## THE TASK
Reproduce every entry exactly as shown.
::::::::
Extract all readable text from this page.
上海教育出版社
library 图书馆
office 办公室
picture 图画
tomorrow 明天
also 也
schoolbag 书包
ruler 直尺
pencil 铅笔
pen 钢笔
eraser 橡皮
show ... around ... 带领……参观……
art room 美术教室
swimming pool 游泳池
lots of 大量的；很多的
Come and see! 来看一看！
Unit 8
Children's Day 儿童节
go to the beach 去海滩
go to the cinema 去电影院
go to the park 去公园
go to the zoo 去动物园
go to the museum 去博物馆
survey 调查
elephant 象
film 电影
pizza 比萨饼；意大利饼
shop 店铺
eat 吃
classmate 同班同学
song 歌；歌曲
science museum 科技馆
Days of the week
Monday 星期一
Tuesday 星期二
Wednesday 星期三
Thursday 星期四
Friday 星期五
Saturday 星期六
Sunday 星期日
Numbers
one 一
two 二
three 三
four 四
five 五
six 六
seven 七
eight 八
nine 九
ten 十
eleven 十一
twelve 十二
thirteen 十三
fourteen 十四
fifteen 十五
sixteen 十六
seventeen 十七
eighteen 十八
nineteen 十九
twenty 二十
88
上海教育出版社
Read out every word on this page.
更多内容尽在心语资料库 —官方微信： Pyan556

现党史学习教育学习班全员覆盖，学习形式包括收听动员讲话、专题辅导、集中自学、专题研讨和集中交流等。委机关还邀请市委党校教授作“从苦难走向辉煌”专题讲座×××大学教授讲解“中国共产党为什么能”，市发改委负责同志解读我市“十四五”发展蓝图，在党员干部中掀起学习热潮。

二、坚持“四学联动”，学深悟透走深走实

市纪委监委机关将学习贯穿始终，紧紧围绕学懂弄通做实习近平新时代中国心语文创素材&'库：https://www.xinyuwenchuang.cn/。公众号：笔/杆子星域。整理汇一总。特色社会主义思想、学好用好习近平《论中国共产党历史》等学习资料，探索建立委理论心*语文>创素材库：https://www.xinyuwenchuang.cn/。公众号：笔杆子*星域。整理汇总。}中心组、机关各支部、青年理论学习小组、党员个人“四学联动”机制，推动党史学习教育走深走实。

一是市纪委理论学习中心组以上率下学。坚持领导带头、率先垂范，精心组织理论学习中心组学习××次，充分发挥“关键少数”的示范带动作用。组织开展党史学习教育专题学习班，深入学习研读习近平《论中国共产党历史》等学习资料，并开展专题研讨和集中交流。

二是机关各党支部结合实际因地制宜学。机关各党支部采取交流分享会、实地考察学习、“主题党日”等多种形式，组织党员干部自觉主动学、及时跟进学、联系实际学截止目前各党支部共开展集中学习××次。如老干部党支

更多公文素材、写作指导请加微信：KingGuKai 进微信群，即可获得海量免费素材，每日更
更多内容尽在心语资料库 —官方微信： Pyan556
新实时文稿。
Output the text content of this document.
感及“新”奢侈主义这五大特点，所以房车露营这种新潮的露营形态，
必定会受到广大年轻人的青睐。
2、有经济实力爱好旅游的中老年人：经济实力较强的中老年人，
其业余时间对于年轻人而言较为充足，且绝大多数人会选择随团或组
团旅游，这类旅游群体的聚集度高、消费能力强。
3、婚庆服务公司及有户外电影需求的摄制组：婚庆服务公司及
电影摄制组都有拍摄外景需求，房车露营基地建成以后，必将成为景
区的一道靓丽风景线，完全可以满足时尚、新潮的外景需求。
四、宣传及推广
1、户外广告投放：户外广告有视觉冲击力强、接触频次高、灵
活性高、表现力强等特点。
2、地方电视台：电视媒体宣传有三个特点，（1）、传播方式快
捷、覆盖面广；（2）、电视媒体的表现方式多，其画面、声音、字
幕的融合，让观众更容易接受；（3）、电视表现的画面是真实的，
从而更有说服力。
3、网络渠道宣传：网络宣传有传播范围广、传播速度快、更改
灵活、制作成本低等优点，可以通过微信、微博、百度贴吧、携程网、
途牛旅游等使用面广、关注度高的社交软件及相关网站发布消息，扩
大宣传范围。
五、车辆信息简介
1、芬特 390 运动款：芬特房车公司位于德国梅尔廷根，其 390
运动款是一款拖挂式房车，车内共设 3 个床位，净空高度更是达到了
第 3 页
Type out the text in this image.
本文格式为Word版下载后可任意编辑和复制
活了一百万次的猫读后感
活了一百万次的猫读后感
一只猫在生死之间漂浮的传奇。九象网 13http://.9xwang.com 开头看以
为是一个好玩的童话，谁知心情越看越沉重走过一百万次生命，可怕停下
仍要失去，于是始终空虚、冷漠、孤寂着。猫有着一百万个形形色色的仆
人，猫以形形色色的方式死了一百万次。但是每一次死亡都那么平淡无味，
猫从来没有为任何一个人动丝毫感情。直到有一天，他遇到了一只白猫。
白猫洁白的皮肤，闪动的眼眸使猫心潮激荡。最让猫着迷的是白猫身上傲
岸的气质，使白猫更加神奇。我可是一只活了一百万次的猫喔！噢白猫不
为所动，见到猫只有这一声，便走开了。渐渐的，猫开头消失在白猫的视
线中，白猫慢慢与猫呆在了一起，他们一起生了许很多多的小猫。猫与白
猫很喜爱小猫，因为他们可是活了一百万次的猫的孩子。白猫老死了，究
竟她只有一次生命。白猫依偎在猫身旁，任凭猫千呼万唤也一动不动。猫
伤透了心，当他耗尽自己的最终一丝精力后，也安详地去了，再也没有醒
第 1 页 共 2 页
::::::::
## OUTPUT OF THE TASK
Extract all readable text from this page.
上海教育出版社
library 图书馆
office 办公室
picture 图画
tomorrow 明天
also 也
schoolbag 书包
ruler 直尺
pencil 铅笔
pen 钢笔
eraser 橡皮
show ... around ... 带领……参观……
art room 美术教室
swimming pool 游泳池
lots of 大量的；很多的
Come and see! 来看一看！
Unit 8
Children's Day 儿童节
go to the beach 去海滩
go to the cinema 去电影院
go to the park 去公园
go to the zoo 去动物园
go to the museum 去博物馆
survey 调查
elephant 象
film 电影
pizza 比萨饼；意大利饼
shop 店铺
eat 吃
classmate 同班同学
song 歌；歌曲
science museum 科技馆
Days of the week
Monday 星期一
Tuesday 星期二
Wednesday 星期三
Thursday 星期四
Friday 星期五
Saturday 星期六
Sunday 星期日
Numbers
one 一
two 二
three 三
four 四
five 五
six 六
seven 七
eight 八
nine 九
ten 十
eleven 十一
twelve 十二
thirteen 十三
fourteen 十四
fifteen 十五
sixteen 十六
seventeen 十七
eighteen 十八
nineteen 十九
twenty 二十
88
上海教育出版社
Read out every word on this page.
更多内容尽在心语资料库 —官方微信： Pyan556

现党史学习教育学习班全员覆盖，学习形式包括收听动员讲话、专题辅导、集中自学、专题研讨和集中交流等。委机关还邀请市委党校教授作“从苦难走向辉煌”专题讲座×××大学教授讲解“中国共产党为什么能”，市发改委负责同志解读我市“十四五”发展蓝图，在党员干部中掀起学习热潮。

二、坚持“四学联动”，学深悟透走深走实

市纪委监委机关将学习贯穿始终，紧紧围绕学懂弄通做实习近平新时代中国心语文创素材&'库：https://www.xinyuwenchuang.cn/。公众号：笔/杆子星域。整理汇一总。特色社会主义思想、学好用好习近平《论中国共产党历史》等学习资料，探索建立委理论心*语文>创素材库：https://www.xinyuwenchuang.cn/。公众号：笔杆子*星域。整理汇总。}中心组、机关各支部、青年理论学习小组、党员个人“四学联动”机制，推动党史学习教育走深走实。

一是市纪委理论学习中心组以上率下学。坚持领导带头、率先垂范，精心组织理论学习中心组学习××次，充分发挥“关键少数”的示范带动作用。组织开展党史学习教育专题学习班，深入学习研读习近平《论中国共产党历史》等学习资料，并开展专题研讨和集中交流。

二是机关各党支部结合实际因地制宜学。机关各党支部采取交流分享会、实地考察学习、“主题党日”等多种形式，组织党员干部自觉主动学、及时跟进学、联系实际学截止目前各党支部共开展集中学习××次。如老干部党支

更多公文素材、写作指导请加微信：KingGuKai 进微信群，即可获得海量免费素材，每日更
更多内容尽在心语资料库 —官方微信： Pyan556
新实时文稿。
Output the text content of this document.
感及“新”奢侈主义这五大特点，所以房车露营这种新潮的露营形态，
必定会受到广大年轻人的青睐。
2、有经济实力爱好旅游的中老年人：经济实力较强的中老年人，
其业余时间对于年轻人而言较为充足，且绝大多数人会选择随团或组
团旅游，这类旅游群体的聚集度高、消费能力强。
3、婚庆服务公司及有户外电影需求的摄制组：婚庆服务公司及
电影摄制组都有拍摄外景需求，房车露营基地建成以后，必将成为景
区的一道靓丽风景线，完全可以满足时尚、新潮的外景需求。
四、宣传及推广
1、户外广告投放：户外广告有视觉冲击力强、接触频次高、灵
活性高、表现力强等特点。
2、地方电视台：电视媒体宣传有三个特点，（1）、传播方式快
捷、覆盖面广；（2）、电视媒体的表现方式多，其画面、声音、字
幕的融合，让观众更容易接受；（3）、电视表现的画面是真实的，
从而更有说服力。
3、网络渠道宣传：网络宣传有传播范围广、传播速度快、更改
灵活、制作成本低等优点，可以通过微信、微博、百度贴吧、携程网、
途牛旅游等使用面广、关注度高的社交软件及相关网站发布消息，扩
大宣传范围。
五、车辆信息简介
1、芬特 390 运动款：芬特房车公司位于德国梅尔廷根，其 390
运动款是一款拖挂式房车，车内共设 3 个床位，净空高度更是达到了
第 3 页
Type out the text in this image.
本文格式为Word版下载后可任意编辑和复制
活了一百万次的猫读后感
活了一百万次的猫读后感
一只猫在生死之间漂浮的传奇。九象网 13http://.9xwang.com 开头看以
为是一个好玩的童话，谁知心情越看越沉重走过一百万次生命，可怕停下
仍要失去，于是始终空虚、冷漠、孤寂着。猫有着一百万个形形色色的仆
人，猫以形形色色的方式死了一百万次。但是每一次死亡都那么平淡无味，
猫从来没有为任何一个人动丝毫感情。直到有一天，他遇到了一只白猫。
白猫洁白的皮肤，闪动的眼眸使猫心潮激荡。最让猫着迷的是白猫身上傲
岸的气质，使白猫更加神奇。我可是一只活了一百万次的猫喔！噢白猫不
为所动，见到猫只有这一声，便走开了。渐渐的，猫开头消失在白猫的视
线中，白猫慢慢与猫呆在了一起，他们一起生了许很多多的小猫。猫与白
猫很喜爱小猫，因为他们可是活了一百万次的猫的孩子。白猫老死了，究
竟她只有一次生命。白猫依偎在猫身旁，任凭猫千呼万唤也一动不动。猫
伤透了心，当他耗尽自己的最终一丝精力后，也安详地去了，再也没有醒
第 1 页 共 2 页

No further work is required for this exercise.